Data entries.
++++
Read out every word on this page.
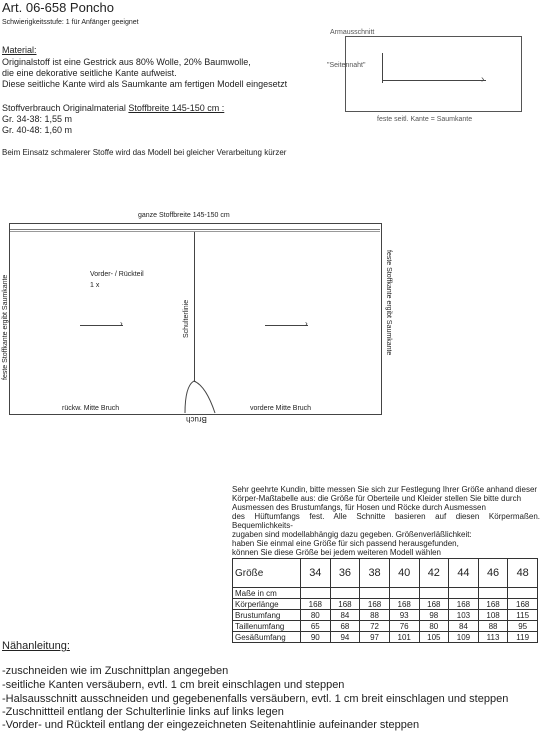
Art. 06-658 Poncho
Schwierigkeitsstufe: 1 für Anfänger geeignet
Material:
Originalstoff ist eine Gestrick aus 80% Wolle, 20% Baumwolle,
die eine dekorative seitliche Kante aufweist.
Diese seitliche Kante wird als Saumkante am fertigen Modell eingesetzt
Stoffverbrauch Originalmaterial Stoffbreite 145-150 cm :
Gr. 34-38: 1,55 m
Gr. 40-48: 1,60 m
Beim Einsatz schmalerer Stoffe wird das Modell bei gleicher Verarbeitung kürzer
Armausschnitt
"Seitennaht"
›
feste seitl. Kante = Saumkante
ganze Stoffbreite 145-150 cm
Vorder- / Rückteil
1 x
Schulterlinie
feste Stoffkante ergibt Saumkante	feste Stoffkante ergibt Saumkante
›	›
rückw. Mitte Bruch	vordere Mitte Bruch
Bruch
Sehr geehrte Kundin, bitte messen Sie sich zur Festlegung Ihrer Größe anhand dieser
Körper-Maßtabelle aus: die Größe für Oberteile und Kleider stellen Sie bitte durch
Ausmessen des Brustumfangs, für Hosen und Röcke durch Ausmessen
des Hüftumfangs fest. Alle Schnitte basieren auf diesen Körpermaßen. Bequemlichkeits-
zugaben sind modellabhängig dazu gegeben. Größenverläßlichkeit:
haben Sie einmal eine Größe für sich passend herausgefunden,
können Sie diese Größe bei jedem weiteren Modell wählen
Größe	34	36	38	40	42	44	46	48
Maße in cm								
Körperlänge	168	168	168	168	168	168	168	168
Brustumfang	80	84	88	93	98	103	108	115
Taillenumfang	65	68	72	76	80	84	88	95
Gesäßumfang	90	94	97	101	105	109	113	119
Nähanleitung:
-zuschneiden wie im Zuschnittplan angegeben
-seitliche Kanten versäubern, evtl. 1 cm breit einschlagen und steppen
-Halsausschnitt ausschneiden und gegebenenfalls versäubern, evtl. 1 cm breit einschlagen und steppen
-Zuschnittteil entlang der Schulterlinie links auf links legen
-Vorder- und Rückteil entlang der eingezeichneten Seitenahtlinie aufeinander steppen
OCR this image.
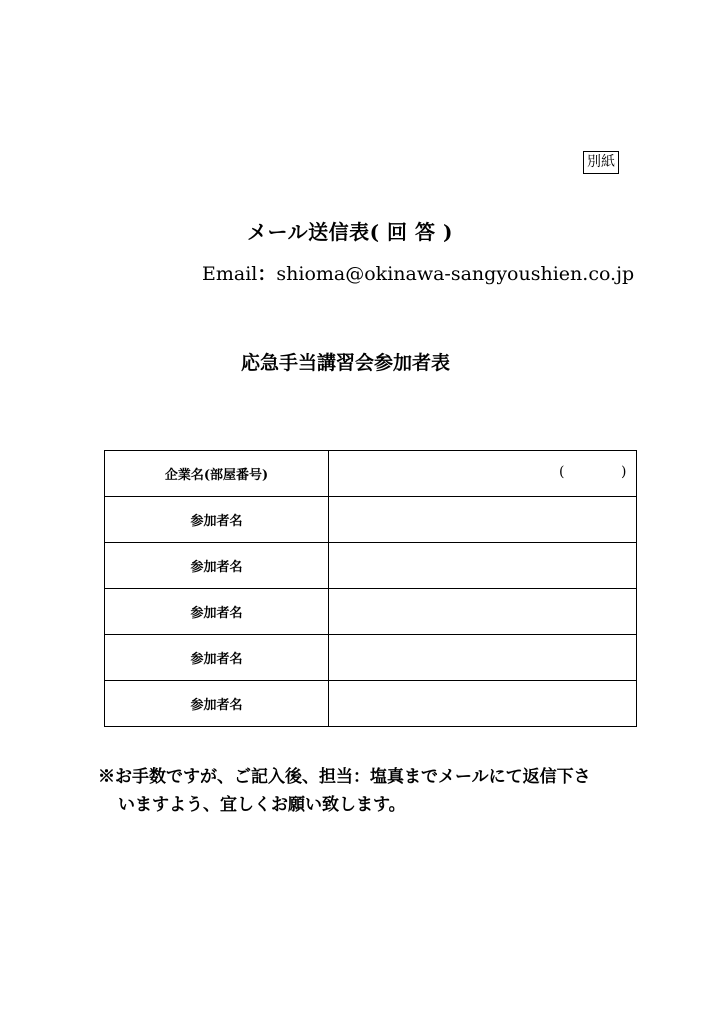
別紙
メール送信表( 回 答 )
Email：shioma@okinawa-sangyoushien.co.jp
応急手当講習会参加者表
企業名(部屋番号)	( )

参加者名	
参加者名	
参加者名	
参加者名	
参加者名	
※お手数ですが、ご記入後、担当：塩真までメールにて返信下さ
いますよう、宜しくお願い致します。
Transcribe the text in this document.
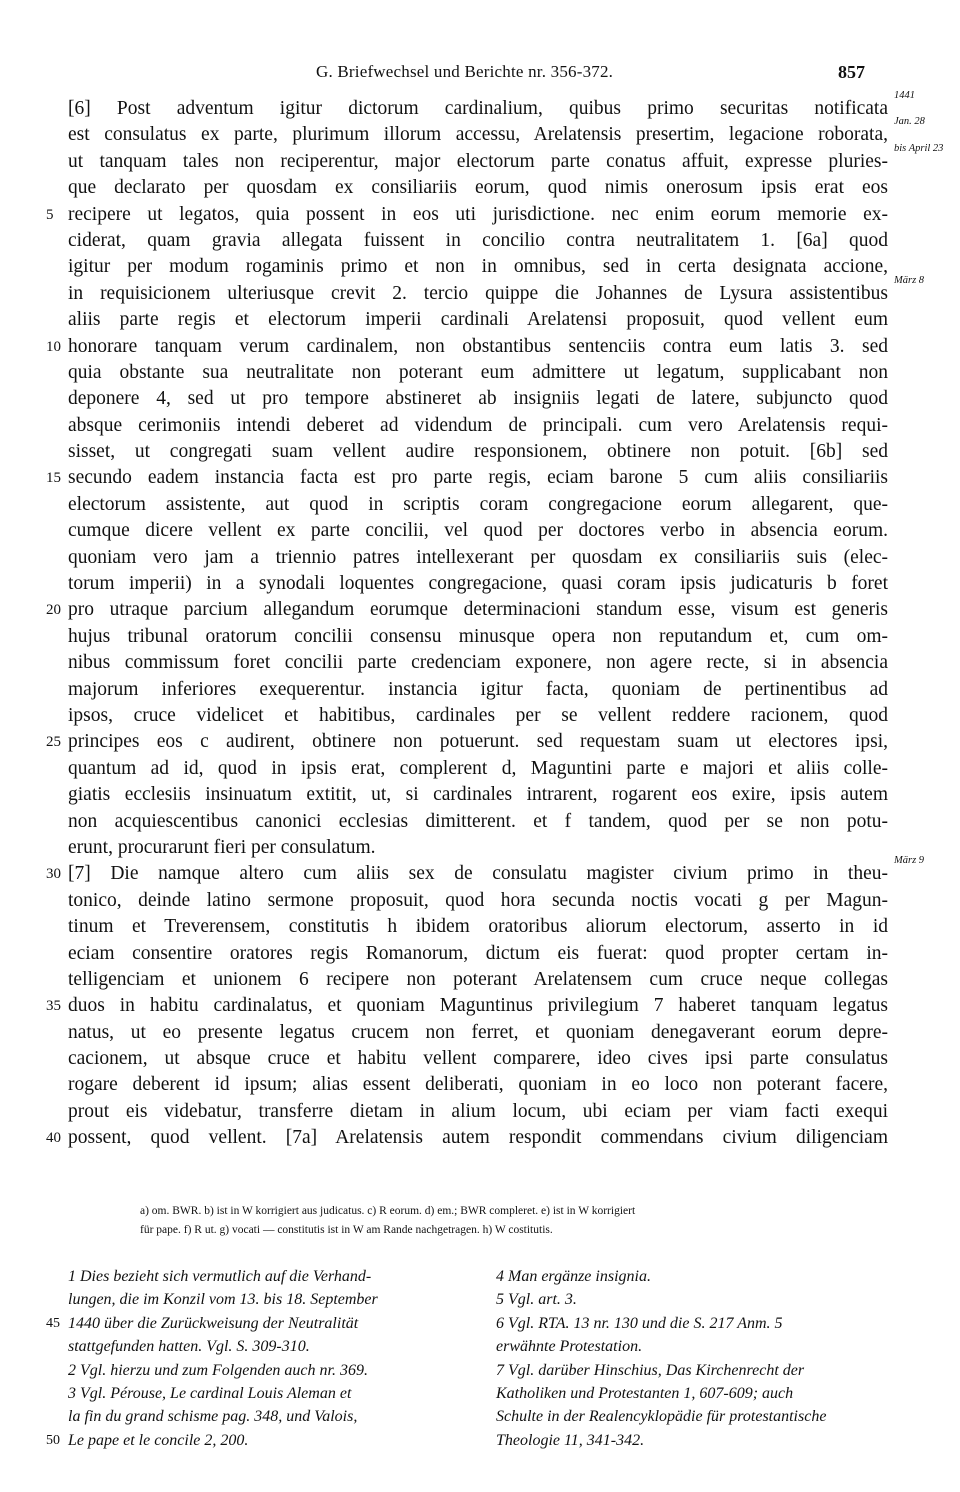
G. Briefwechsel und Berichte nr. 356-372.	857
[6] Post adventum igitur dictorum cardinalium, quibus primo securitas notificata
1441
est consulatus ex parte, plurimum illorum accessu, Arelatensis presertim, legacione roborata,
Jan. 28
ut tanquam tales non reciperentur, major electorum parte conatus affuit, expresse pluries-
bis April 23
que declarato per quosdam ex consiliariis eorum, quod nimis onerosum ipsis erat eos
5 recipere ut legatos, quia possent in eos uti jurisdictione. nec enim eorum memorie ex-
ciderat, quam gravia allegata fuissent in concilio contra neutralitatem 1. [6a] quod
igitur per modum rogaminis primo et non in omnibus, sed in certa designata accione,
in requisicionem ulteriusque crevit 2. tercio quippe die Johannes de Lysura assistentibus
März 8
aliis parte regis et electorum imperii cardinali Arelatensi proposuit, quod vellent eum
10 honorare tanquam verum cardinalem, non obstantibus sentenciis contra eum latis 3. sed
quia obstante sua neutralitate non poterant eum admittere ut legatum, supplicabant non
deponere 4, sed ut pro tempore abstineret ab insigniis legati de latere, subjuncto quod
absque cerimoniis intendi deberet ad videndum de principali. cum vero Arelatensis requi-
sisset, ut congregati suam vellent audire responsionem, obtinere non potuit. [6b] sed
15 secundo eadem instancia facta est pro parte regis, eciam barone 5 cum aliis consiliariis
electorum assistente, aut quod in scriptis coram congregacione eorum allegarent, que-
cumque dicere vellent ex parte concilii, vel quod per doctores verbo in absencia eorum.
quoniam vero jam a triennio patres intellexerant per quosdam ex consiliariis suis (elec-
torum imperii) in a synodali loquentes congregacione, quasi coram ipsis judicaturis b foret
20 pro utraque parcium allegandum eorumque determinacioni standum esse, visum est generis
hujus tribunal oratorum concilii consensu minusque opera non reputandum et, cum om-
nibus commissum foret concilii parte credenciam exponere, non agere recte, si in absencia
majorum inferiores exequerentur. instancia igitur facta, quoniam de pertinentibus ad
ipsos, cruce videlicet et habitibus, cardinales per se vellent reddere racionem, quod
25 principes eos c audirent, obtinere non potuerunt. sed requestam suam ut electores ipsi,
quantum ad id, quod in ipsis erat, complerent d, Maguntini parte e majori et aliis colle-
giatis ecclesiis insinuatum extitit, ut, si cardinales intrarent, rogarent eos exire, ipsis autem
non acquiescentibus canonici ecclesias dimitterent. et f tandem, quod per se non potu-
erunt, procurarunt fieri per consulatum.
30 [7] Die namque altero cum aliis sex de consulatu magister civium primo in theu-
März 9
tonico, deinde latino sermone proposuit, quod hora secunda noctis vocati g per Magun-
tinum et Treverensem, constitutis h ibidem oratoribus aliorum electorum, asserto in id
eciam consentire oratores regis Romanorum, dictum eis fuerat: quod propter certam in-
telligenciam et unionem 6 recipere non poterant Arelatensem cum cruce neque collegas
35 duos in habitu cardinalatus, et quoniam Maguntinus privilegium 7 haberet tanquam legatus
natus, ut eo presente legatus crucem non ferret, et quoniam denegaverant eorum depre-
cacionem, ut absque cruce et habitu vellent comparere, ideo cives ipsi parte consulatus
rogare deberent id ipsum; alias essent deliberati, quoniam in eo loco non poterant facere,
prout eis videbatur, transferre dietam in alium locum, ubi eciam per viam facti exequi
40 possent, quod vellent. [7a] Arelatensis autem respondit commendans civium diligenciam
a) om. BWR. b) ist in W korrigiert aus judicatus. c) R eorum. d) em.; BWR compleret. e) ist in W korrigiert
für pape. f) R ut. g) vocati — constitutis ist in W am Rande nachgetragen. h) W costitutis.
1 Dies bezieht sich vermutlich auf die Verhand-
lungen, die im Konzil vom 13. bis 18. September
45 1440 über die Zurückweisung der Neutralität
stattgefunden hatten. Vgl. S. 309-310.
2 Vgl. hierzu und zum Folgenden auch nr. 369.
3 Vgl. Pérouse, Le cardinal Louis Aleman et
la fin du grand schisme pag. 348, und Valois,
50 Le pape et le concile 2, 200.
4 Man ergänze insignia.
5 Vgl. art. 3.
6 Vgl. RTA. 13 nr. 130 und die S. 217 Anm. 5
erwähnte Protestation.
7 Vgl. darüber Hinschius, Das Kirchenrecht der
Katholiken und Protestanten 1, 607-609; auch
Schulte in der Realencyklopädie für protestantische
Theologie 11, 341-342.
++++
PROMPT.
Print each of the records above exactly as written, leaving no picture in the copy.

RESULT FOR THIS EXERCISE.
Read out every word on this page.
Art. 06-658 Poncho
Schwierigkeitsstufe: 1 für Anfänger geeignet
Material:
Originalstoff ist eine Gestrick aus 80% Wolle, 20% Baumwolle,
die eine dekorative seitliche Kante aufweist.
Diese seitliche Kante wird als Saumkante am fertigen Modell eingesetzt
Stoffverbrauch Originalmaterial Stoffbreite 145-150 cm :
Gr. 34-38: 1,55 m
Gr. 40-48: 1,60 m
Beim Einsatz schmalerer Stoffe wird das Modell bei gleicher Verarbeitung kürzer
Armausschnitt
"Seitennaht"
›
feste seitl. Kante = Saumkante
ganze Stoffbreite 145-150 cm
Vorder- / Rückteil
1 x
Schulterlinie
feste Stoffkante ergibt Saumkante	feste Stoffkante ergibt Saumkante
›	›
rückw. Mitte Bruch	vordere Mitte Bruch
Bruch
Sehr geehrte Kundin, bitte messen Sie sich zur Festlegung Ihrer Größe anhand dieser
Körper-Maßtabelle aus: die Größe für Oberteile und Kleider stellen Sie bitte durch
Ausmessen des Brustumfangs, für Hosen und Röcke durch Ausmessen
des Hüftumfangs fest. Alle Schnitte basieren auf diesen Körpermaßen. Bequemlichkeits-
zugaben sind modellabhängig dazu gegeben. Größenverläßlichkeit:
haben Sie einmal eine Größe für sich passend herausgefunden,
können Sie diese Größe bei jedem weiteren Modell wählen
Größe	34	36	38	40	42	44	46	48
Maße in cm								
Körperlänge	168	168	168	168	168	168	168	168
Brustumfang	80	84	88	93	98	103	108	115
Taillenumfang	65	68	72	76	80	84	88	95
Gesäßumfang	90	94	97	101	105	109	113	119
Nähanleitung:
-zuschneiden wie im Zuschnittplan angegeben
-seitliche Kanten versäubern, evtl. 1 cm breit einschlagen und steppen
-Halsausschnitt ausschneiden und gegebenenfalls versäubern, evtl. 1 cm breit einschlagen und steppen
-Zuschnittteil entlang der Schulterlinie links auf links legen
-Vorder- und Rückteil entlang der eingezeichneten Seitenahtlinie aufeinander steppen
OCR this image.
別紙
メール送信表( 回 答 )
Email：shioma@okinawa-sangyoushien.co.jp
応急手当講習会参加者表
企業名(部屋番号)	( )

参加者名	
参加者名	
参加者名	
参加者名	
参加者名	
※お手数ですが、ご記入後、担当：塩真までメールにて返信下さ
いますよう、宜しくお願い致します。
Transcribe the text in this document.
G. Briefwechsel und Berichte nr. 356-372.	857
[6] Post adventum igitur dictorum cardinalium, quibus primo securitas notificata
1441
est consulatus ex parte, plurimum illorum accessu, Arelatensis presertim, legacione roborata,
Jan. 28
ut tanquam tales non reciperentur, major electorum parte conatus affuit, expresse pluries-
bis April 23
que declarato per quosdam ex consiliariis eorum, quod nimis onerosum ipsis erat eos
5 recipere ut legatos, quia possent in eos uti jurisdictione. nec enim eorum memorie ex-
ciderat, quam gravia allegata fuissent in concilio contra neutralitatem 1. [6a] quod
igitur per modum rogaminis primo et non in omnibus, sed in certa designata accione,
in requisicionem ulteriusque crevit 2. tercio quippe die Johannes de Lysura assistentibus
März 8
aliis parte regis et electorum imperii cardinali Arelatensi proposuit, quod vellent eum
10 honorare tanquam verum cardinalem, non obstantibus sentenciis contra eum latis 3. sed
quia obstante sua neutralitate non poterant eum admittere ut legatum, supplicabant non
deponere 4, sed ut pro tempore abstineret ab insigniis legati de latere, subjuncto quod
absque cerimoniis intendi deberet ad videndum de principali. cum vero Arelatensis requi-
sisset, ut congregati suam vellent audire responsionem, obtinere non potuit. [6b] sed
15 secundo eadem instancia facta est pro parte regis, eciam barone 5 cum aliis consiliariis
electorum assistente, aut quod in scriptis coram congregacione eorum allegarent, que-
cumque dicere vellent ex parte concilii, vel quod per doctores verbo in absencia eorum.
quoniam vero jam a triennio patres intellexerant per quosdam ex consiliariis suis (elec-
torum imperii) in a synodali loquentes congregacione, quasi coram ipsis judicaturis b foret
20 pro utraque parcium allegandum eorumque determinacioni standum esse, visum est generis
hujus tribunal oratorum concilii consensu minusque opera non reputandum et, cum om-
nibus commissum foret concilii parte credenciam exponere, non agere recte, si in absencia
majorum inferiores exequerentur. instancia igitur facta, quoniam de pertinentibus ad
ipsos, cruce videlicet et habitibus, cardinales per se vellent reddere racionem, quod
25 principes eos c audirent, obtinere non potuerunt. sed requestam suam ut electores ipsi,
quantum ad id, quod in ipsis erat, complerent d, Maguntini parte e majori et aliis colle-
giatis ecclesiis insinuatum extitit, ut, si cardinales intrarent, rogarent eos exire, ipsis autem
non acquiescentibus canonici ecclesias dimitterent. et f tandem, quod per se non potu-
erunt, procurarunt fieri per consulatum.
30 [7] Die namque altero cum aliis sex de consulatu magister civium primo in theu-
März 9
tonico, deinde latino sermone proposuit, quod hora secunda noctis vocati g per Magun-
tinum et Treverensem, constitutis h ibidem oratoribus aliorum electorum, asserto in id
eciam consentire oratores regis Romanorum, dictum eis fuerat: quod propter certam in-
telligenciam et unionem 6 recipere non poterant Arelatensem cum cruce neque collegas
35 duos in habitu cardinalatus, et quoniam Maguntinus privilegium 7 haberet tanquam legatus
natus, ut eo presente legatus crucem non ferret, et quoniam denegaverant eorum depre-
cacionem, ut absque cruce et habitu vellent comparere, ideo cives ipsi parte consulatus
rogare deberent id ipsum; alias essent deliberati, quoniam in eo loco non poterant facere,
prout eis videbatur, transferre dietam in alium locum, ubi eciam per viam facti exequi
40 possent, quod vellent. [7a] Arelatensis autem respondit commendans civium diligenciam
a) om. BWR. b) ist in W korrigiert aus judicatus. c) R eorum. d) em.; BWR compleret. e) ist in W korrigiert
für pape. f) R ut. g) vocati — constitutis ist in W am Rande nachgetragen. h) W costitutis.
1 Dies bezieht sich vermutlich auf die Verhand-
lungen, die im Konzil vom 13. bis 18. September
45 1440 über die Zurückweisung der Neutralität
stattgefunden hatten. Vgl. S. 309-310.
2 Vgl. hierzu und zum Folgenden auch nr. 369.
3 Vgl. Pérouse, Le cardinal Louis Aleman et
la fin du grand schisme pag. 348, und Valois,
50 Le pape et le concile 2, 200.
4 Man ergänze insignia.
5 Vgl. art. 3.
6 Vgl. RTA. 13 nr. 130 und die S. 217 Anm. 5
erwähnte Protestation.
7 Vgl. darüber Hinschius, Das Kirchenrecht der
Katholiken und Protestanten 1, 607-609; auch
Schulte in der Realencyklopädie für protestantische
Theologie 11, 341-342.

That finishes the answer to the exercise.